◆ Task
Write every record out again exactly as given.

◆ Material supplied
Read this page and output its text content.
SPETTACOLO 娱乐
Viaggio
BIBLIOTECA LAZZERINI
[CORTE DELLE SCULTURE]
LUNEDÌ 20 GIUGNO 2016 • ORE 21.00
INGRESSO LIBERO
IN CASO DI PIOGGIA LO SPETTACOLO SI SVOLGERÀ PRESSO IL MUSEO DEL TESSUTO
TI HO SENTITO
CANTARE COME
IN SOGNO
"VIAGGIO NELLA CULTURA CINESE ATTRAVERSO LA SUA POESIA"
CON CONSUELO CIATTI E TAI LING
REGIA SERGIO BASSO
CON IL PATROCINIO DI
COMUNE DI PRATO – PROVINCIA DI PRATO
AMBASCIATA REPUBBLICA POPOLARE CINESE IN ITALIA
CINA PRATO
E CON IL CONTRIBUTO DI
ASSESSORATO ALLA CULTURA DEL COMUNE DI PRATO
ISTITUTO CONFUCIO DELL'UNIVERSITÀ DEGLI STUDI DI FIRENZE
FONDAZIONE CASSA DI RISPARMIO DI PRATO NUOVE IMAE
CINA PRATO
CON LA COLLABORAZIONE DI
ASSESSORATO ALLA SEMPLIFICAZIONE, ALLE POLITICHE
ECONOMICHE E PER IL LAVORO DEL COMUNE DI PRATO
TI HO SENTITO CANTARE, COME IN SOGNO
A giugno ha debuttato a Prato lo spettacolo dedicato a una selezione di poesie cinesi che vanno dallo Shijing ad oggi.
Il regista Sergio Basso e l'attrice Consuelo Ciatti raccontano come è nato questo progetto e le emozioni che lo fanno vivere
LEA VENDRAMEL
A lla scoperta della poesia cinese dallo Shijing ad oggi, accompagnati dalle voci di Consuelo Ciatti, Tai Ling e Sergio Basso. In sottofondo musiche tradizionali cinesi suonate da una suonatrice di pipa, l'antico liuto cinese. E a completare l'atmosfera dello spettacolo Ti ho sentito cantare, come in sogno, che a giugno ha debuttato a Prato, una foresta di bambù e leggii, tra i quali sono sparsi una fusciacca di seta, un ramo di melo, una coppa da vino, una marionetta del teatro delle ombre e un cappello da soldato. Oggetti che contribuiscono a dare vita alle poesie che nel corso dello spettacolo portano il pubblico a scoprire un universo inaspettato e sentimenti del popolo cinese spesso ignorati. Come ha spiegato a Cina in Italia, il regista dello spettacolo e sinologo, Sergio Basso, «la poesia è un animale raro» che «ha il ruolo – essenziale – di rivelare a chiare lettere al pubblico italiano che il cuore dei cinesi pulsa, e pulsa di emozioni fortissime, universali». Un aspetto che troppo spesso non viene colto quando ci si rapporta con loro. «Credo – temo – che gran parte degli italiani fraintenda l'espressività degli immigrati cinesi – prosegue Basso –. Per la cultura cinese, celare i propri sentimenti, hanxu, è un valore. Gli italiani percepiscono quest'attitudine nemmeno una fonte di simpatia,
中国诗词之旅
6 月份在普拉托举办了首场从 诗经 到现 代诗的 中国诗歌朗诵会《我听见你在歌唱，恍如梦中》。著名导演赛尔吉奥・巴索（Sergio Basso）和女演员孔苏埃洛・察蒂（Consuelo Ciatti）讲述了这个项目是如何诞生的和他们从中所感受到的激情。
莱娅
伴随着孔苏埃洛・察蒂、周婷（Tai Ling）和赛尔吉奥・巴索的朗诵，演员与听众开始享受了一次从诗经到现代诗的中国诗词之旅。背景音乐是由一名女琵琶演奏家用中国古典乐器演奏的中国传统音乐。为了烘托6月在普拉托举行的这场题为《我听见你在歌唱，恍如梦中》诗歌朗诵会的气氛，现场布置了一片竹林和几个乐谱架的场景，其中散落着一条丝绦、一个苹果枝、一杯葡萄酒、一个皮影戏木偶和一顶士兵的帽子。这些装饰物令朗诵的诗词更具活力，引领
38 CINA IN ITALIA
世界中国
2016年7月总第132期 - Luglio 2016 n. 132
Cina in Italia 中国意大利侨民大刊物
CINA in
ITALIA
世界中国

◆ Correct response
Read this page and output its text content.
SPETTACOLO 娱乐
Viaggio
BIBLIOTECA LAZZERINI
[CORTE DELLE SCULTURE]
LUNEDÌ 20 GIUGNO 2016 • ORE 21.00
INGRESSO LIBERO
IN CASO DI PIOGGIA LO SPETTACOLO SI SVOLGERÀ PRESSO IL MUSEO DEL TESSUTO
TI HO SENTITO
CANTARE COME
IN SOGNO
"VIAGGIO NELLA CULTURA CINESE ATTRAVERSO LA SUA POESIA"
CON CONSUELO CIATTI E TAI LING
REGIA SERGIO BASSO
CON IL PATROCINIO DI
COMUNE DI PRATO – PROVINCIA DI PRATO
AMBASCIATA REPUBBLICA POPOLARE CINESE IN ITALIA
CINA PRATO
E CON IL CONTRIBUTO DI
ASSESSORATO ALLA CULTURA DEL COMUNE DI PRATO
ISTITUTO CONFUCIO DELL'UNIVERSITÀ DEGLI STUDI DI FIRENZE
FONDAZIONE CASSA DI RISPARMIO DI PRATO NUOVE IMAE
CINA PRATO
CON LA COLLABORAZIONE DI
ASSESSORATO ALLA SEMPLIFICAZIONE, ALLE POLITICHE
ECONOMICHE E PER IL LAVORO DEL COMUNE DI PRATO
TI HO SENTITO CANTARE, COME IN SOGNO
A giugno ha debuttato a Prato lo spettacolo dedicato a una selezione di poesie cinesi che vanno dallo Shijing ad oggi.
Il regista Sergio Basso e l'attrice Consuelo Ciatti raccontano come è nato questo progetto e le emozioni che lo fanno vivere
LEA VENDRAMEL
A lla scoperta della poesia cinese dallo Shijing ad oggi, accompagnati dalle voci di Consuelo Ciatti, Tai Ling e Sergio Basso. In sottofondo musiche tradizionali cinesi suonate da una suonatrice di pipa, l'antico liuto cinese. E a completare l'atmosfera dello spettacolo Ti ho sentito cantare, come in sogno, che a giugno ha debuttato a Prato, una foresta di bambù e leggii, tra i quali sono sparsi una fusciacca di seta, un ramo di melo, una coppa da vino, una marionetta del teatro delle ombre e un cappello da soldato. Oggetti che contribuiscono a dare vita alle poesie che nel corso dello spettacolo portano il pubblico a scoprire un universo inaspettato e sentimenti del popolo cinese spesso ignorati. Come ha spiegato a Cina in Italia, il regista dello spettacolo e sinologo, Sergio Basso, «la poesia è un animale raro» che «ha il ruolo – essenziale – di rivelare a chiare lettere al pubblico italiano che il cuore dei cinesi pulsa, e pulsa di emozioni fortissime, universali». Un aspetto che troppo spesso non viene colto quando ci si rapporta con loro. «Credo – temo – che gran parte degli italiani fraintenda l'espressività degli immigrati cinesi – prosegue Basso –. Per la cultura cinese, celare i propri sentimenti, hanxu, è un valore. Gli italiani percepiscono quest'attitudine nemmeno una fonte di simpatia,
中国诗词之旅
6 月份在普拉托举办了首场从 诗经 到现 代诗的 中国诗歌朗诵会《我听见你在歌唱，恍如梦中》。著名导演赛尔吉奥・巴索（Sergio Basso）和女演员孔苏埃洛・察蒂（Consuelo Ciatti）讲述了这个项目是如何诞生的和他们从中所感受到的激情。
莱娅
伴随着孔苏埃洛・察蒂、周婷（Tai Ling）和赛尔吉奥・巴索的朗诵，演员与听众开始享受了一次从诗经到现代诗的中国诗词之旅。背景音乐是由一名女琵琶演奏家用中国古典乐器演奏的中国传统音乐。为了烘托6月在普拉托举行的这场题为《我听见你在歌唱，恍如梦中》诗歌朗诵会的气氛，现场布置了一片竹林和几个乐谱架的场景，其中散落着一条丝绦、一个苹果枝、一杯葡萄酒、一个皮影戏木偶和一顶士兵的帽子。这些装饰物令朗诵的诗词更具活力，引领
38 CINA IN ITALIA
世界中国
2016年7月总第132期 - Luglio 2016 n. 132
Cina in Italia 中国意大利侨民大刊物
CINA in
ITALIA
世界中国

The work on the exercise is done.